### [Task instructions]
Show all lines from the data that include the word "document".

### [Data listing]
* START *

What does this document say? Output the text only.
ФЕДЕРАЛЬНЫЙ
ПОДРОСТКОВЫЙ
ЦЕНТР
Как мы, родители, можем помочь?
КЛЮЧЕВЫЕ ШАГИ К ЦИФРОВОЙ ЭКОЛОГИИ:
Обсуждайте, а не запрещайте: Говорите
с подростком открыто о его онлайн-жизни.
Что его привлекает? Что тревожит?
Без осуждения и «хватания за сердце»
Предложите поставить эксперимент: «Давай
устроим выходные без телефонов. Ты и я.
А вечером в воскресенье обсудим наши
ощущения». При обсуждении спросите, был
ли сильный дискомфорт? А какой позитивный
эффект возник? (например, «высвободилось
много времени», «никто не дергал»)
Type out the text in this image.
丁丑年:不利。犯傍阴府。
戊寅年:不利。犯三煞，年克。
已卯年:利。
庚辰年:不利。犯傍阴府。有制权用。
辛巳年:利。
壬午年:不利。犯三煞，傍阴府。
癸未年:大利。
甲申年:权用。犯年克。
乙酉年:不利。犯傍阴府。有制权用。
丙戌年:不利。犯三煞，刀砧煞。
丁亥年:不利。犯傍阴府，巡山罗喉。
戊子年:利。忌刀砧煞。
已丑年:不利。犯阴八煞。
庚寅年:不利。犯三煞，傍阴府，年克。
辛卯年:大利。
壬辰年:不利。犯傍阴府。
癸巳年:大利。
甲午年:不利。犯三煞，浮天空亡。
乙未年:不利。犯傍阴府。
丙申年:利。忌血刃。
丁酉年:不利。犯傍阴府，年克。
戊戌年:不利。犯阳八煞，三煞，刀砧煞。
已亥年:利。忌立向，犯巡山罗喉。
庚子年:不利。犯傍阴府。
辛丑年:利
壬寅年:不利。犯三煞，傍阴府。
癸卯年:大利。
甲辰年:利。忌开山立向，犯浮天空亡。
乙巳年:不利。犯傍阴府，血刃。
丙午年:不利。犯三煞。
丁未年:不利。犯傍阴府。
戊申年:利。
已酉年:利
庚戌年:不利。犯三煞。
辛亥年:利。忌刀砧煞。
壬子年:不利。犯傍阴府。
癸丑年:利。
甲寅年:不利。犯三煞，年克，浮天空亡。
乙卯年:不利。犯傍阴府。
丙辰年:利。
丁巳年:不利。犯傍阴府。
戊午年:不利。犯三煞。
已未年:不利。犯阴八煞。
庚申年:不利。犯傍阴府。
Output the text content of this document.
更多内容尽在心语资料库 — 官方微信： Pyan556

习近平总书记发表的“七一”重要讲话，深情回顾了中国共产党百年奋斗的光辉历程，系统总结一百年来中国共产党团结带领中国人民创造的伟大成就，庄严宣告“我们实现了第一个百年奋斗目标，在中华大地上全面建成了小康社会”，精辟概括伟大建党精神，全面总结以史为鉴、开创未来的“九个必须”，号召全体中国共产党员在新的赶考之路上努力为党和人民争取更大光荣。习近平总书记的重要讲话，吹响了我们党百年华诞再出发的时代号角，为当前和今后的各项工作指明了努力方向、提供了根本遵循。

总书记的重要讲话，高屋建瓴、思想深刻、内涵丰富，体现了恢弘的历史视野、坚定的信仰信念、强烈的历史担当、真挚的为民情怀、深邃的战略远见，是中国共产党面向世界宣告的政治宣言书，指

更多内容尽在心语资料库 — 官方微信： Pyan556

* END *

### [Answer for the task]
What does this document say? Output the text only.
Output the text content of this document.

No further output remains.